(Exercise): Copy out all lines with the word "this" in them.

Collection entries
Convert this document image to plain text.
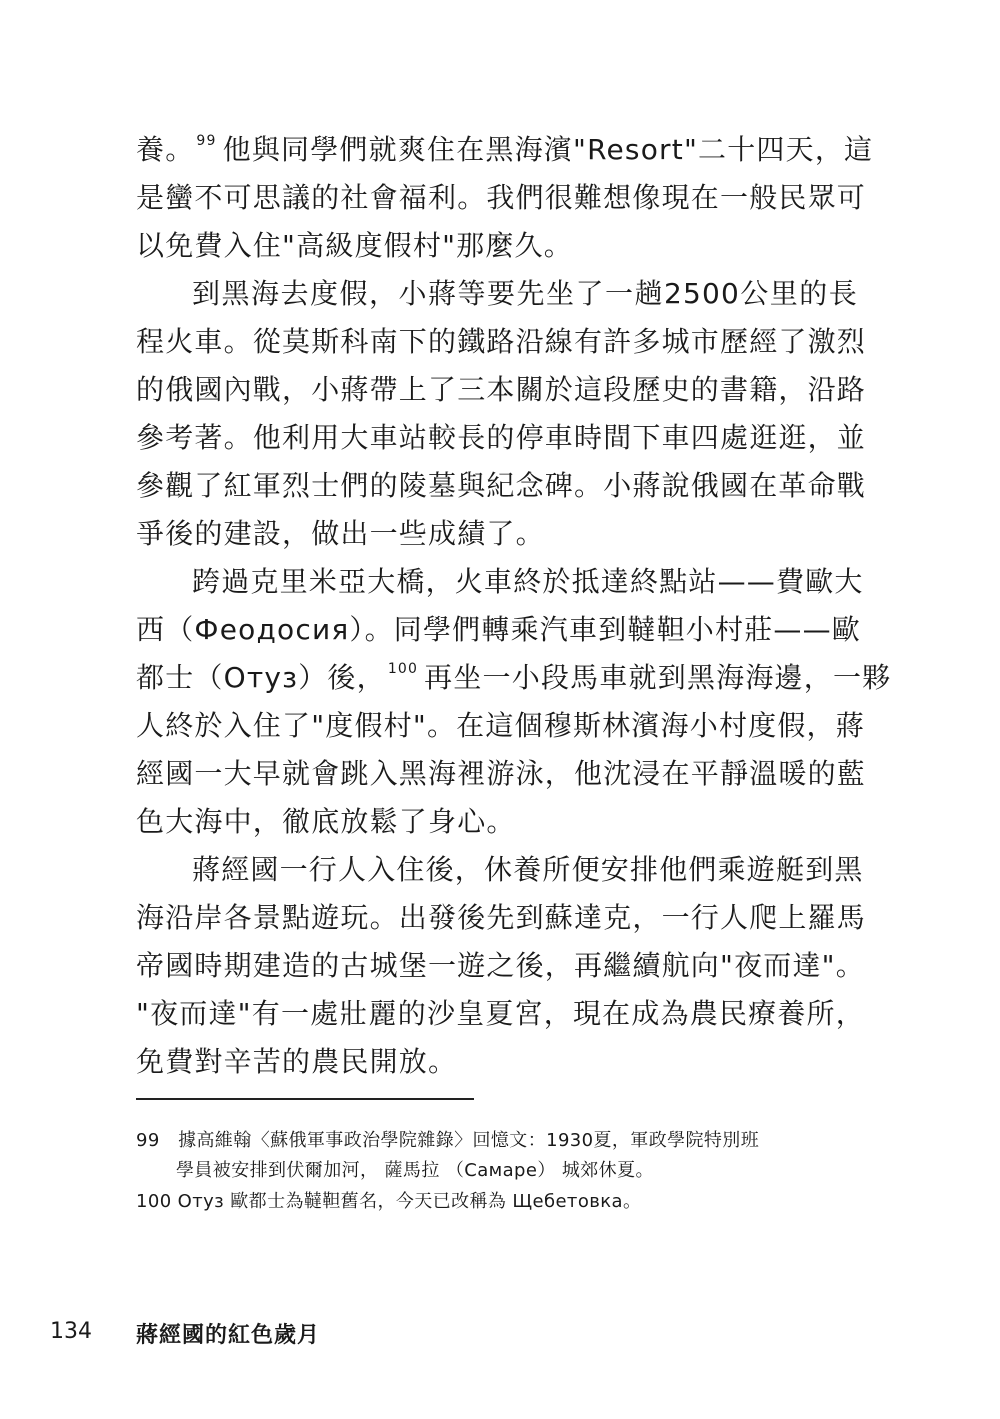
養。 $^{99}$ 他與同學們就爽住在黑海濱"Resort"二十四天，這
是蠻不可思議的社會福利。我們很難想像現在一般民眾可
以免費入住"高級度假村"那麼久。
到黑海去度假，小蔣等要先坐了一趟2500公里的長
程火車。從莫斯科南下的鐵路沿線有許多城市歷經了激烈
的俄國內戰，小蔣帶上了三本關於這段歷史的書籍，沿路
參考著。他利用大車站較長的停車時間下車四處逛逛，並
參觀了紅軍烈士們的陵墓與紀念碑。小蔣說俄國在革命戰
爭後的建設，做出一些成績了。
跨過克里米亞大橋，火車終於抵達終點站——費歐大
西（Феодосия）。同學們轉乘汽車到韃靼小村莊——歐
都士（Отуз）後， $^{100}$ 再坐一小段馬車就到黑海海邊，一夥
人終於入住了"度假村"。在這個穆斯林濱海小村度假，蔣
經國一大早就會跳入黑海裡游泳，他沈浸在平靜溫暖的藍
色大海中，徹底放鬆了身心。
蔣經國一行人入住後，休養所便安排他們乘遊艇到黑
海沿岸各景點遊玩。出發後先到蘇達克，一行人爬上羅馬
帝國時期建造的古城堡一遊之後，再繼續航向"夜而達"。
"夜而達"有一處壯麗的沙皇夏宮，現在成為農民療養所，
免費對辛苦的農民開放。
99　據高維翰〈蘇俄軍事政治學院雜錄〉回憶文：1930夏，軍政學院特別班
學員被安排到伏爾加河， 薩馬拉 （Самаре） 城郊休夏。
100 Отуз 歐都士為韃靼舊名，今天已改稱為 Щебетовка。
134 蔣經國的紅色歲月
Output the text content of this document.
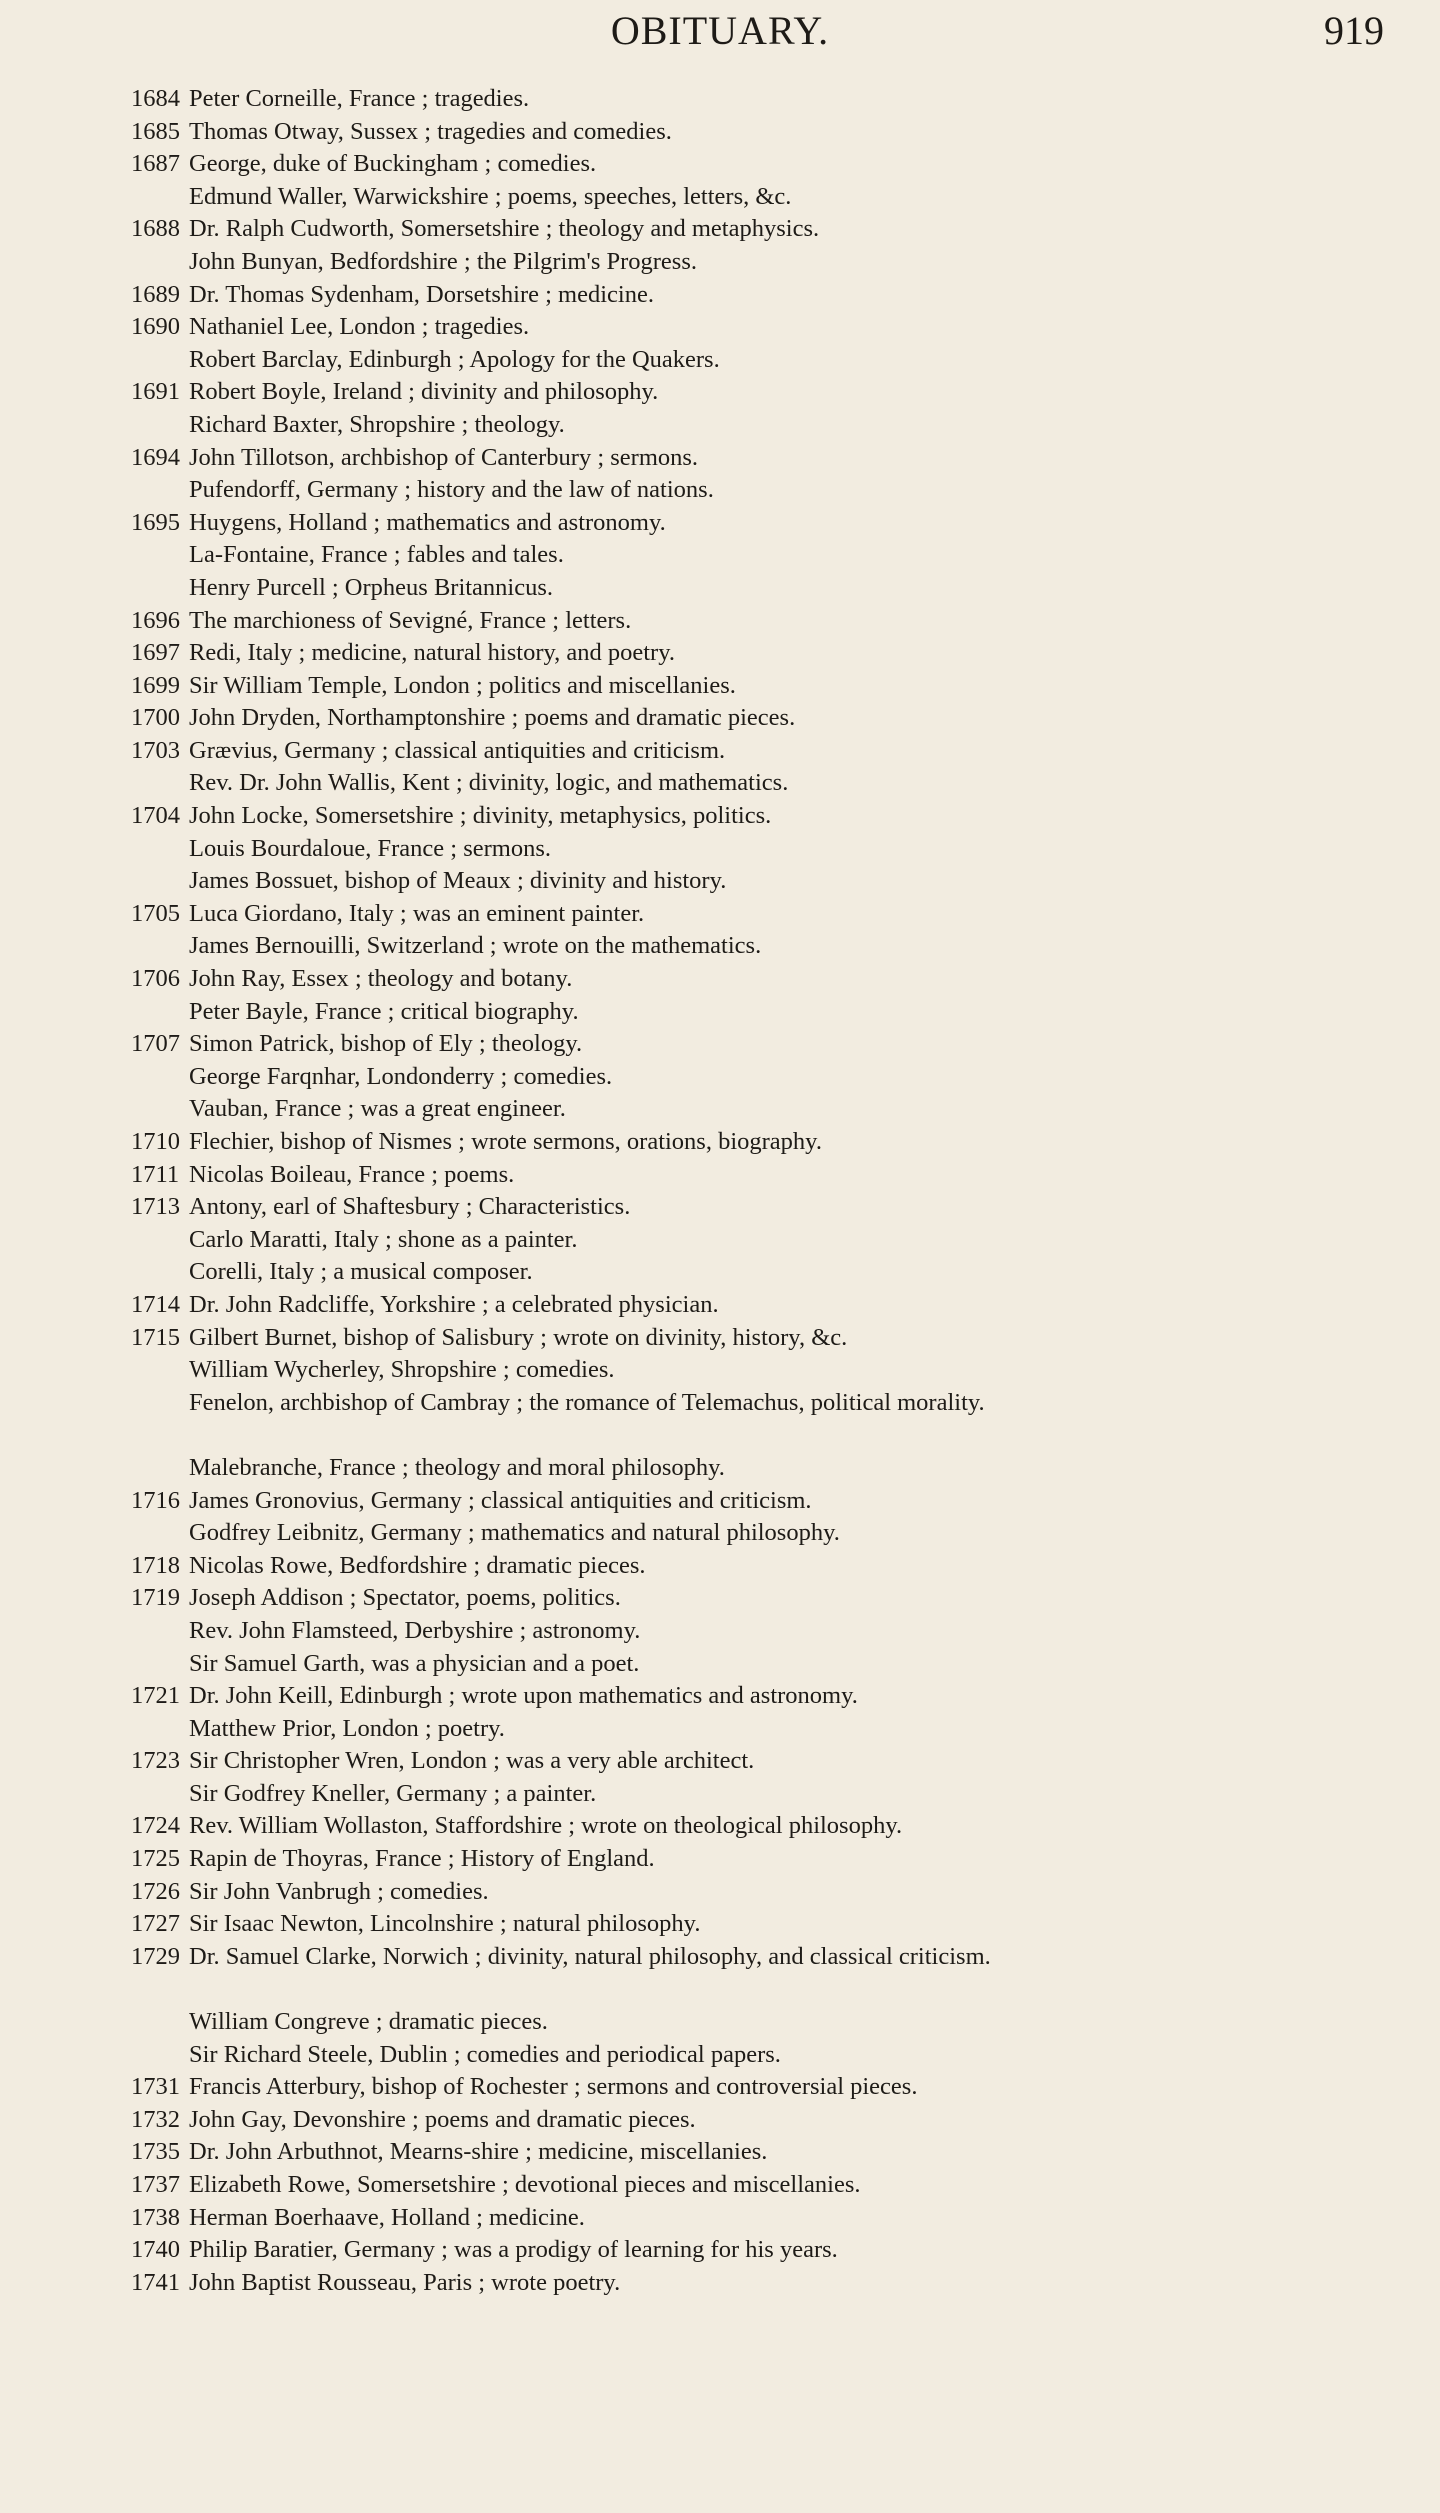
OBITUARY.	919
1684 Peter Corneille, France ; tragedies.
1685 Thomas Otway, Sussex ; tragedies and comedies.
1687 George, duke of Buckingham ; comedies.
Edmund Waller, Warwickshire ; poems, speeches, letters, &c.
1688 Dr. Ralph Cudworth, Somersetshire ; theology and metaphysics.
John Bunyan, Bedfordshire ; the Pilgrim's Progress.
1689 Dr. Thomas Sydenham, Dorsetshire ; medicine.
1690 Nathaniel Lee, London ; tragedies.
Robert Barclay, Edinburgh ; Apology for the Quakers.
1691 Robert Boyle, Ireland ; divinity and philosophy.
Richard Baxter, Shropshire ; theology.
1694 John Tillotson, archbishop of Canterbury ; sermons.
Pufendorff, Germany ; history and the law of nations.
1695 Huygens, Holland ; mathematics and astronomy.
La-Fontaine, France ; fables and tales.
Henry Purcell ; Orpheus Britannicus.
1696 The marchioness of Sevigné, France ; letters.
1697 Redi, Italy ; medicine, natural history, and poetry.
1699 Sir William Temple, London ; politics and miscellanies.
1700 John Dryden, Northamptonshire ; poems and dramatic pieces.
1703 Grævius, Germany ; classical antiquities and criticism.
Rev. Dr. John Wallis, Kent ; divinity, logic, and mathematics.
1704 John Locke, Somersetshire ; divinity, metaphysics, politics.
Louis Bourdaloue, France ; sermons.
James Bossuet, bishop of Meaux ; divinity and history.
1705 Luca Giordano, Italy ; was an eminent painter.
James Bernouilli, Switzerland ; wrote on the mathematics.
1706 John Ray, Essex ; theology and botany.
Peter Bayle, France ; critical biography.
1707 Simon Patrick, bishop of Ely ; theology.
George Farqnhar, Londonderry ; comedies.
Vauban, France ; was a great engineer.
1710 Flechier, bishop of Nismes ; wrote sermons, orations, biography.
1711 Nicolas Boileau, France ; poems.
1713 Antony, earl of Shaftesbury ; Characteristics.
Carlo Maratti, Italy ; shone as a painter.
Corelli, Italy ; a musical composer.
1714 Dr. John Radcliffe, Yorkshire ; a celebrated physician.
1715 Gilbert Burnet, bishop of Salisbury ; wrote on divinity, history, &c.
William Wycherley, Shropshire ; comedies.
Fenelon, archbishop of Cambray ; the romance of Telemachus, political morality.
Malebranche, France ; theology and moral philosophy.
1716 James Gronovius, Germany ; classical antiquities and criticism.
Godfrey Leibnitz, Germany ; mathematics and natural philosophy.
1718 Nicolas Rowe, Bedfordshire ; dramatic pieces.
1719 Joseph Addison ; Spectator, poems, politics.
Rev. John Flamsteed, Derbyshire ; astronomy.
Sir Samuel Garth, was a physician and a poet.
1721 Dr. John Keill, Edinburgh ; wrote upon mathematics and astronomy.
Matthew Prior, London ; poetry.
1723 Sir Christopher Wren, London ; was a very able architect.
Sir Godfrey Kneller, Germany ; a painter.
1724 Rev. William Wollaston, Staffordshire ; wrote on theological philosophy.
1725 Rapin de Thoyras, France ; History of England.
1726 Sir John Vanbrugh ; comedies.
1727 Sir Isaac Newton, Lincolnshire ; natural philosophy.
1729 Dr. Samuel Clarke, Norwich ; divinity, natural philosophy, and classical criticism.
William Congreve ; dramatic pieces.
Sir Richard Steele, Dublin ; comedies and periodical papers.
1731 Francis Atterbury, bishop of Rochester ; sermons and controversial pieces.
1732 John Gay, Devonshire ; poems and dramatic pieces.
1735 Dr. John Arbuthnot, Mearns-shire ; medicine, miscellanies.
1737 Elizabeth Rowe, Somersetshire ; devotional pieces and miscellanies.
1738 Herman Boerhaave, Holland ; medicine.
1740 Philip Baratier, Germany ; was a prodigy of learning for his years.
1741 John Baptist Rousseau, Paris ; wrote poetry.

(Answer in full):
Convert this document image to plain text.
Output the text content of this document.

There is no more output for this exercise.